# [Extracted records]
# # # # # # #

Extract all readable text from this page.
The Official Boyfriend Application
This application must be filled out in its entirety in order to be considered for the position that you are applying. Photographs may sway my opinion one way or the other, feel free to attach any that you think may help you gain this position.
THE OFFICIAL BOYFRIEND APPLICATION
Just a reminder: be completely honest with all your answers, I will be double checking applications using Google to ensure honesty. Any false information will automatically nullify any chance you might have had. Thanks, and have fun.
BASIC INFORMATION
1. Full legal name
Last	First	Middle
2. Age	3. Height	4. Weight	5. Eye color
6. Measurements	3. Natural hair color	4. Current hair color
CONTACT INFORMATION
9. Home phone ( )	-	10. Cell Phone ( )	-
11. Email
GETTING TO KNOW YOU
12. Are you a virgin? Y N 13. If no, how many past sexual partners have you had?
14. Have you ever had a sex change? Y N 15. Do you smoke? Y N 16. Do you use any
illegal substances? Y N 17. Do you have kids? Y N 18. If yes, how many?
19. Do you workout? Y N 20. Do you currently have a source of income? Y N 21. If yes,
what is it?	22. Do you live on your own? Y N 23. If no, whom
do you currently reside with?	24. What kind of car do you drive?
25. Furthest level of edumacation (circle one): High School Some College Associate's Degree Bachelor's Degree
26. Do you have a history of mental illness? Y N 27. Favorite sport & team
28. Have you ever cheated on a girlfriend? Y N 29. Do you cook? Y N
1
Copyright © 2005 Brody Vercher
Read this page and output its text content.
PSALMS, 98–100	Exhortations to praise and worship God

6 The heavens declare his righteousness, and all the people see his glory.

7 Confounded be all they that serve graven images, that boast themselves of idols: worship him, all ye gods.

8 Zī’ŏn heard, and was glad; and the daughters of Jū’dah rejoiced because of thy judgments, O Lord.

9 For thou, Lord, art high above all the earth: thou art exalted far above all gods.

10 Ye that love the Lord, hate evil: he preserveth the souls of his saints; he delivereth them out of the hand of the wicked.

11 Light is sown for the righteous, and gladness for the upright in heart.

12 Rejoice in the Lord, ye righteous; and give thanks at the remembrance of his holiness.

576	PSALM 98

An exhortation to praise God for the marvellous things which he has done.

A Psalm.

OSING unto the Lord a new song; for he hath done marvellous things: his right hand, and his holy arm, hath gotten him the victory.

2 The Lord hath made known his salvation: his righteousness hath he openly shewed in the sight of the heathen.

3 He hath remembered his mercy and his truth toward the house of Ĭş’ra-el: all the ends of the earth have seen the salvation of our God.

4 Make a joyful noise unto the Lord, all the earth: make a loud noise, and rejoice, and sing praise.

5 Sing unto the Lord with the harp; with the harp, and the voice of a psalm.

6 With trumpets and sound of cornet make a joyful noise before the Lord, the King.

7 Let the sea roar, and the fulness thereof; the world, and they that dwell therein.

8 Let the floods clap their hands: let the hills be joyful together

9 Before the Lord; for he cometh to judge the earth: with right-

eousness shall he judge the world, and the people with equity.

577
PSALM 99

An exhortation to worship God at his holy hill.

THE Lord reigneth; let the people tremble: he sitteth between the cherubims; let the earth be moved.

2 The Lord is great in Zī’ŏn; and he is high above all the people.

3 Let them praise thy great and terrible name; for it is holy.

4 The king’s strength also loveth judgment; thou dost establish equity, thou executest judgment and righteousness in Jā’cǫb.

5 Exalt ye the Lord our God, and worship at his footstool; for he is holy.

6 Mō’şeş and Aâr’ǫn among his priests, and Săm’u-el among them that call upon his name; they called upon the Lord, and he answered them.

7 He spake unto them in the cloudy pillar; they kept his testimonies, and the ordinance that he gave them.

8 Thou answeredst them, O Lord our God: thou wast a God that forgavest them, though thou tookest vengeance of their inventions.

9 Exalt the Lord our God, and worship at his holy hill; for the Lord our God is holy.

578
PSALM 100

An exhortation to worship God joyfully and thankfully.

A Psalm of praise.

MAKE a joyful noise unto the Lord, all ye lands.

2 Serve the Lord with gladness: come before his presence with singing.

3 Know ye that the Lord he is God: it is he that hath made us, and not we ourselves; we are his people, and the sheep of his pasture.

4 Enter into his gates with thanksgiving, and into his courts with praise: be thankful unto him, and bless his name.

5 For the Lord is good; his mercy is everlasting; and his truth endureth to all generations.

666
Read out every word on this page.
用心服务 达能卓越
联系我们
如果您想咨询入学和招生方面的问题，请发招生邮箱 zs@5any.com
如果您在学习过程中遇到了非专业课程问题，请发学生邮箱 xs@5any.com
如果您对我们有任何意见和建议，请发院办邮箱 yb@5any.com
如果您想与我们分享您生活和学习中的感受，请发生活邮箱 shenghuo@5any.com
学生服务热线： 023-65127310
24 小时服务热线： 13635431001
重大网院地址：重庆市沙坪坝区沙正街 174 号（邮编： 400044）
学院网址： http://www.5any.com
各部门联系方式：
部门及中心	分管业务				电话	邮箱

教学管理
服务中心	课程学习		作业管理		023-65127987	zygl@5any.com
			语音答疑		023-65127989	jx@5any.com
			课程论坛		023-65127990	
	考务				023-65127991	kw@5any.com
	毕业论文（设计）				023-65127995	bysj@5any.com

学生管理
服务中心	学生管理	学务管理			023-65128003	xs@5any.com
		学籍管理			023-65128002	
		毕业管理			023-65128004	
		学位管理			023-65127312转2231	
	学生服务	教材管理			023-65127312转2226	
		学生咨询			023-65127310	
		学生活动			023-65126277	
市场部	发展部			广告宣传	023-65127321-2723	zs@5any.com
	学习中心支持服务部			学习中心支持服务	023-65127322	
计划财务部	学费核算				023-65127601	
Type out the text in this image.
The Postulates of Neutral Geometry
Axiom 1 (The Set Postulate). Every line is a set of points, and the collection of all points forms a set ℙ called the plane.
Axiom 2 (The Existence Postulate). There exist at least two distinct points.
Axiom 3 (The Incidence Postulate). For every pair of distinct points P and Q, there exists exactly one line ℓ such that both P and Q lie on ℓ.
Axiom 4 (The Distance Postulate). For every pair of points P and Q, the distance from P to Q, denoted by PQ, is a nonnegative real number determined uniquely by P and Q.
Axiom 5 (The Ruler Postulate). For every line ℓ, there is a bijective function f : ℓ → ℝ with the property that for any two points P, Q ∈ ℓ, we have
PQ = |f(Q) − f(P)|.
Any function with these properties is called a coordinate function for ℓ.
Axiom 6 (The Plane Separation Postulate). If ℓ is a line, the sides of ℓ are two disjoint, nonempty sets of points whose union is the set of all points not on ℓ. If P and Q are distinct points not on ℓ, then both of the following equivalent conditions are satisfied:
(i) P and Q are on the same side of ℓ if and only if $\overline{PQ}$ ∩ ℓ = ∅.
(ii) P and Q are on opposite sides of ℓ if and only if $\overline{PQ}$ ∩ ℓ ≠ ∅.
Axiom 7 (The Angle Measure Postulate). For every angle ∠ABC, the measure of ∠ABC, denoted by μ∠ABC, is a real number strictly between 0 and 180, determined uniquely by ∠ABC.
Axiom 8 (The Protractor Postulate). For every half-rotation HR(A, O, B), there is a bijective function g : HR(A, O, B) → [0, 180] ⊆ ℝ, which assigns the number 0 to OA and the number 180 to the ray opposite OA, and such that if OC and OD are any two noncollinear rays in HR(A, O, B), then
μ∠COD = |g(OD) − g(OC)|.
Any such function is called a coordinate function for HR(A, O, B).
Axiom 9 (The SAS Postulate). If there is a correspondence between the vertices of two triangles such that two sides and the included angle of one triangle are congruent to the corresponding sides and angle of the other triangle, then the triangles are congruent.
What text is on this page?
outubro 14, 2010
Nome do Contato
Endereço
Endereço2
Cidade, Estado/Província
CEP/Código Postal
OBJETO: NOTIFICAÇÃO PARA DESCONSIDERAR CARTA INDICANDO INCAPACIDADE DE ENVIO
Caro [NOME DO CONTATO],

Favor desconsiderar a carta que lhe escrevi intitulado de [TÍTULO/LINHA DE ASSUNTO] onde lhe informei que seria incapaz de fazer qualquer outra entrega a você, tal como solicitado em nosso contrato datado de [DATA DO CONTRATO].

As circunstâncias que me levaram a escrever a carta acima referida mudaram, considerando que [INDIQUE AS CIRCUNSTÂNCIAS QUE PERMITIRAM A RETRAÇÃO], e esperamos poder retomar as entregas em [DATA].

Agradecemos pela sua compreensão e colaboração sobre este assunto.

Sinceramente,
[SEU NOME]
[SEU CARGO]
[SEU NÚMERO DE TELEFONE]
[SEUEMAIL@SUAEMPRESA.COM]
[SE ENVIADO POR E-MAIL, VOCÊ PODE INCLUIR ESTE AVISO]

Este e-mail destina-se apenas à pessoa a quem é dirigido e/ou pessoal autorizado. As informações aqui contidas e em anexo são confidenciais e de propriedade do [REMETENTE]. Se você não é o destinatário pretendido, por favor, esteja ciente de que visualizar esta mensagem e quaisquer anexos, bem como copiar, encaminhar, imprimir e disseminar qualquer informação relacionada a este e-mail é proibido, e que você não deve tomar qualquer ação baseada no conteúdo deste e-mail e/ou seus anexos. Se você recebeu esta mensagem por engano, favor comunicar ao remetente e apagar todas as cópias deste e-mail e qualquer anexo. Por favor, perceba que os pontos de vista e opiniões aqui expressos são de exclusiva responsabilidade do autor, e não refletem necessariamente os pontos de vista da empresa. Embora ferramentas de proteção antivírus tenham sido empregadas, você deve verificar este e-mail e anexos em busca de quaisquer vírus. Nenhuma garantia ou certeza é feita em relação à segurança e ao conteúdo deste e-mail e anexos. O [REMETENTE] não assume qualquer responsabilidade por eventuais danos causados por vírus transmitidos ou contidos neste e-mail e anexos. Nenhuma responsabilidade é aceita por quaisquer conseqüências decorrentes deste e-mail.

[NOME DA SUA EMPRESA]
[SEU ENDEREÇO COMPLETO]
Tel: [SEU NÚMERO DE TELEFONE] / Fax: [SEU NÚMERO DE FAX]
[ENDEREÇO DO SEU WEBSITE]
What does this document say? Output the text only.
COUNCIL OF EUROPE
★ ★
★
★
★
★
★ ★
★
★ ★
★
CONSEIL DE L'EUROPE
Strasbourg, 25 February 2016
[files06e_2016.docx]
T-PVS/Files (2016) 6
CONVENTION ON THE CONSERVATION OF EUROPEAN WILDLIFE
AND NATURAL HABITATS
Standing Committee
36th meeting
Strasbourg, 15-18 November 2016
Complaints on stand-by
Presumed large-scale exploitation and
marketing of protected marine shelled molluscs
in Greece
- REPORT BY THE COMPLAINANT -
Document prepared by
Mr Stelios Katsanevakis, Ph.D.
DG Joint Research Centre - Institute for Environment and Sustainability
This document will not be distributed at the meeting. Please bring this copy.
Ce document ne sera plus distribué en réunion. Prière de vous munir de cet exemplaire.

# # # # # # #

# [WHAT THE TASK ASKS]
In the entries above, find each line with the string "function" and copy it.

# [SOLUTION BELOW]
Axiom 5 (The Ruler Postulate). For every line ℓ, there is a bijective function f : ℓ → ℝ with the property that for any two points P, Q ∈ ℓ, we have
Any function with these properties is called a coordinate function for ℓ.
Axiom 8 (The Protractor Postulate). For every half-rotation HR(A, O, B), there is a bijective function g : HR(A, O, B) → [0, 180] ⊆ ℝ, which assigns the number 0 to OA and the number 180 to the ray opposite OA, and such that if OC and OD are any two noncollinear rays in HR(A, O, B), then
Any such function is called a coordinate function for HR(A, O, B).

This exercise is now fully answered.